All lines in the data bearing the string "номер" should be identified and copied.
** start Input material **
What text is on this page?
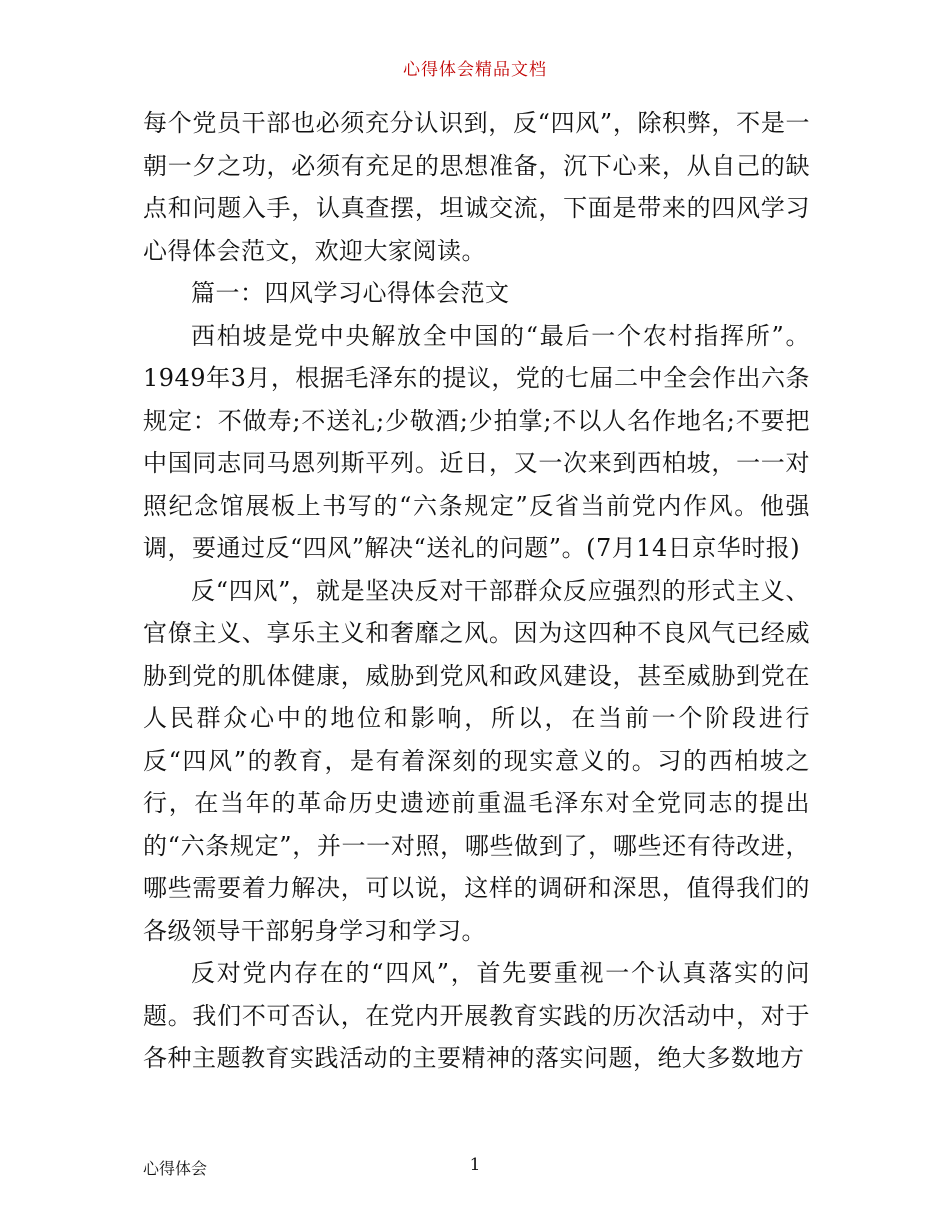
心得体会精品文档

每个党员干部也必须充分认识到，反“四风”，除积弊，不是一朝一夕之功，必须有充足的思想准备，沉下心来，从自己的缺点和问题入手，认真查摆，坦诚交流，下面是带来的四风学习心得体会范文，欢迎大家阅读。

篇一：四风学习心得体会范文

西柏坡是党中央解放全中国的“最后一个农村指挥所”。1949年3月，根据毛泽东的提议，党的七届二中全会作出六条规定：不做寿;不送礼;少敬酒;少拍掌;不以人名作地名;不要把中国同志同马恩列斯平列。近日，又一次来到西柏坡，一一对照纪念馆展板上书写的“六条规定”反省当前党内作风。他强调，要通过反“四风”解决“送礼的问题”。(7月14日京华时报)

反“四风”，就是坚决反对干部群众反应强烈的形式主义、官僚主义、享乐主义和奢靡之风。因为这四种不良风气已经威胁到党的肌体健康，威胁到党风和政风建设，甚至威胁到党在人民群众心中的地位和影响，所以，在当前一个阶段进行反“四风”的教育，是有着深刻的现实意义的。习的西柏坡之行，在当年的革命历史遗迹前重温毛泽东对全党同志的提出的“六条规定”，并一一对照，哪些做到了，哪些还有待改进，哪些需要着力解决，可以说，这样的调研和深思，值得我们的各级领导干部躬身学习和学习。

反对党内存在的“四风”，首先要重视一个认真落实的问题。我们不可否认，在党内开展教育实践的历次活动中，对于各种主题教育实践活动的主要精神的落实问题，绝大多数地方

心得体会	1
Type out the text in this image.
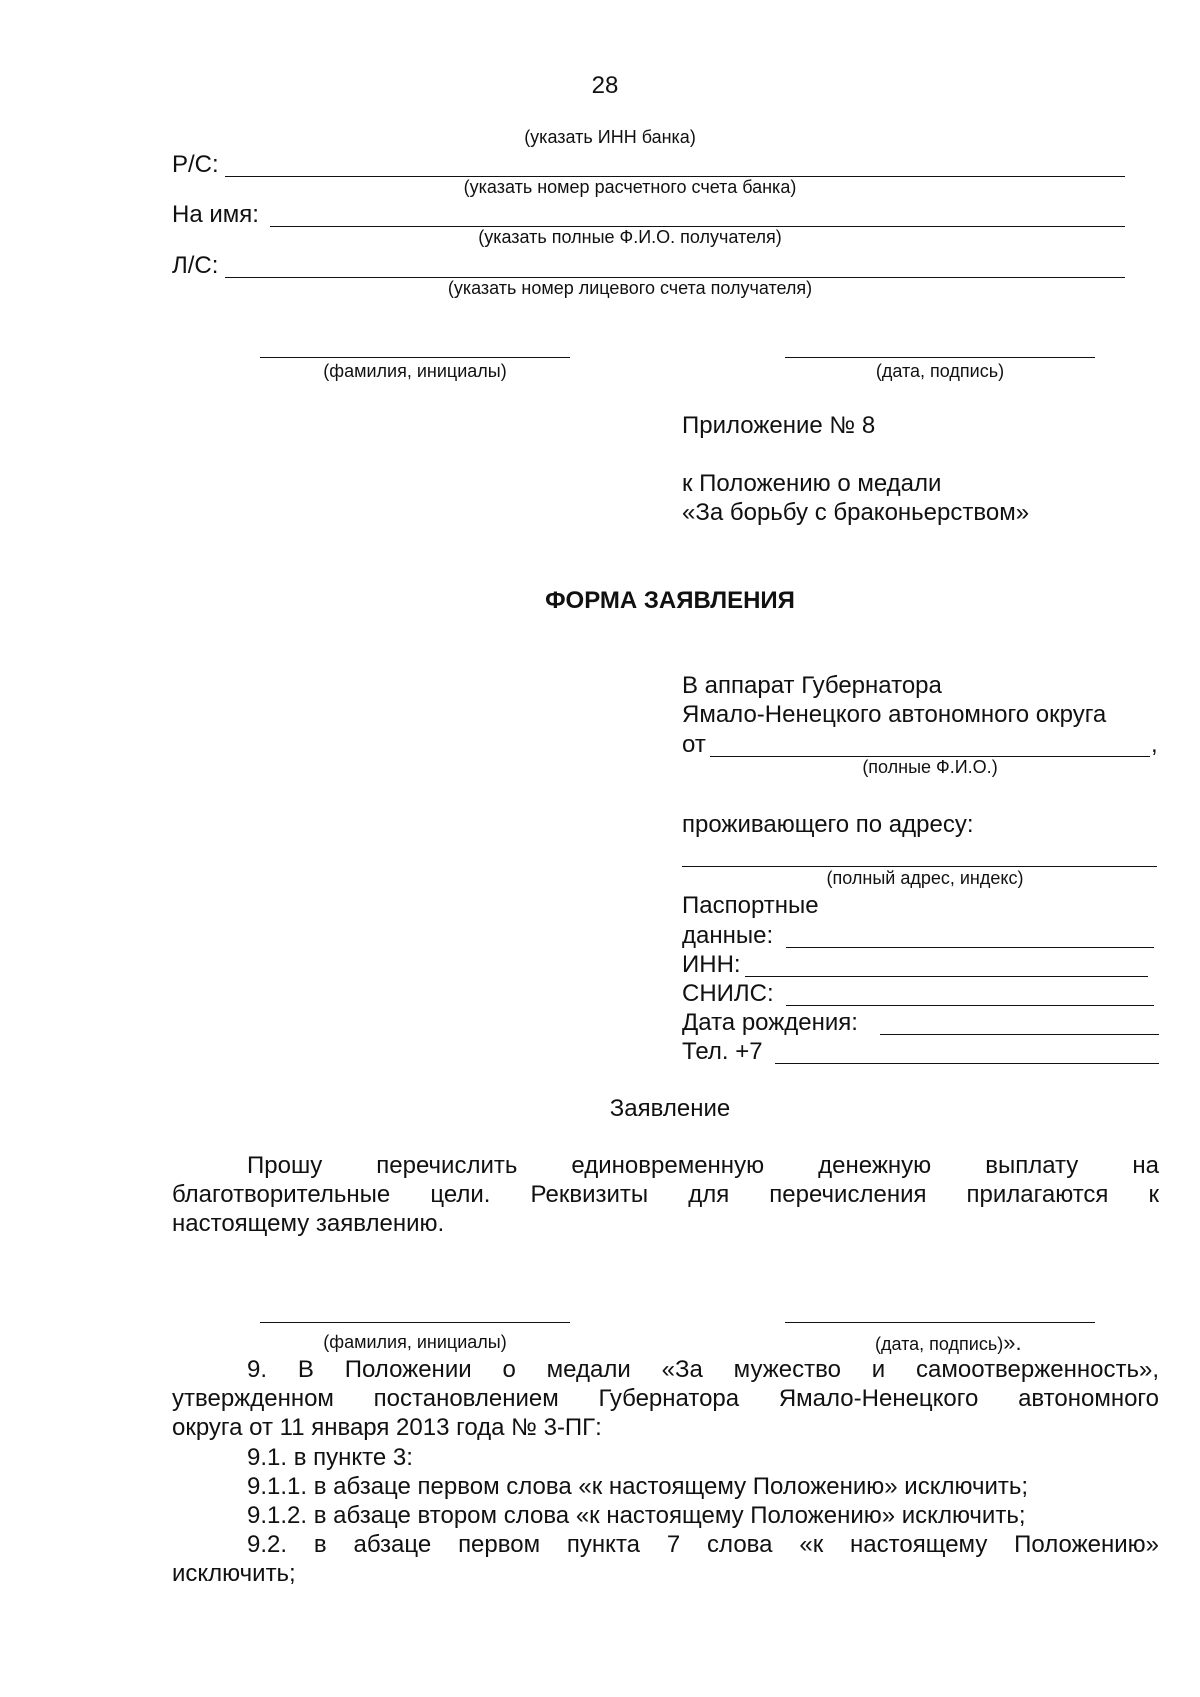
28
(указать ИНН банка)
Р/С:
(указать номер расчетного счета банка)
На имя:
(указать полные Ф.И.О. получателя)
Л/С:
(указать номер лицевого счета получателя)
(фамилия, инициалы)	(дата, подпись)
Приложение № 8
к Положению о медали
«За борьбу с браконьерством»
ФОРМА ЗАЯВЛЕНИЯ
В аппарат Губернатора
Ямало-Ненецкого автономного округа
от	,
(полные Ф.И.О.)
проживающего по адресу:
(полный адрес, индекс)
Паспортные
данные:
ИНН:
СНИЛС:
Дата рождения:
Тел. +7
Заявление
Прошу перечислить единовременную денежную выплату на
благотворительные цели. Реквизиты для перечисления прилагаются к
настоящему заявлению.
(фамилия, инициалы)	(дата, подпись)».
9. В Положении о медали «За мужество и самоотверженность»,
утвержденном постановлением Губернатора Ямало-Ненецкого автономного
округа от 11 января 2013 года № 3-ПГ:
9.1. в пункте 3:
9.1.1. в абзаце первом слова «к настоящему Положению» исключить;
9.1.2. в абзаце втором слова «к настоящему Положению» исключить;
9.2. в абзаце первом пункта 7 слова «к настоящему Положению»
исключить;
** end Input material **
** start Input material **
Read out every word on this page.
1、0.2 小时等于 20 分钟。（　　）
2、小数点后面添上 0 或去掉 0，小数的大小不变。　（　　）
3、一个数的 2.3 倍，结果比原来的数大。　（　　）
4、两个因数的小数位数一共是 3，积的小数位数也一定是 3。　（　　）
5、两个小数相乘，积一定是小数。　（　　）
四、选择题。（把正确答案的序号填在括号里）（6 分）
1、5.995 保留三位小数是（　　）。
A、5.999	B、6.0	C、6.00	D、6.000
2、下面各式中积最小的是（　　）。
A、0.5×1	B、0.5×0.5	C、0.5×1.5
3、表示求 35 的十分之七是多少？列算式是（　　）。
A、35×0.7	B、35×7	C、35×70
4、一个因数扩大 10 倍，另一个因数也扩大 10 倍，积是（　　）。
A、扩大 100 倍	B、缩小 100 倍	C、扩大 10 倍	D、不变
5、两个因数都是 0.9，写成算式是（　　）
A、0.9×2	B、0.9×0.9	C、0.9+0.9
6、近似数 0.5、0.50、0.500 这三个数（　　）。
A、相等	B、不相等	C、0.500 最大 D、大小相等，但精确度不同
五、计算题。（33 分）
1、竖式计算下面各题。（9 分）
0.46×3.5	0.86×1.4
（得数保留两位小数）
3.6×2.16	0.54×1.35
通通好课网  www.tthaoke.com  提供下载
** end Input material **
# Full response
(указать номер расчетного счета банка)
(указать номер лицевого счета получателя)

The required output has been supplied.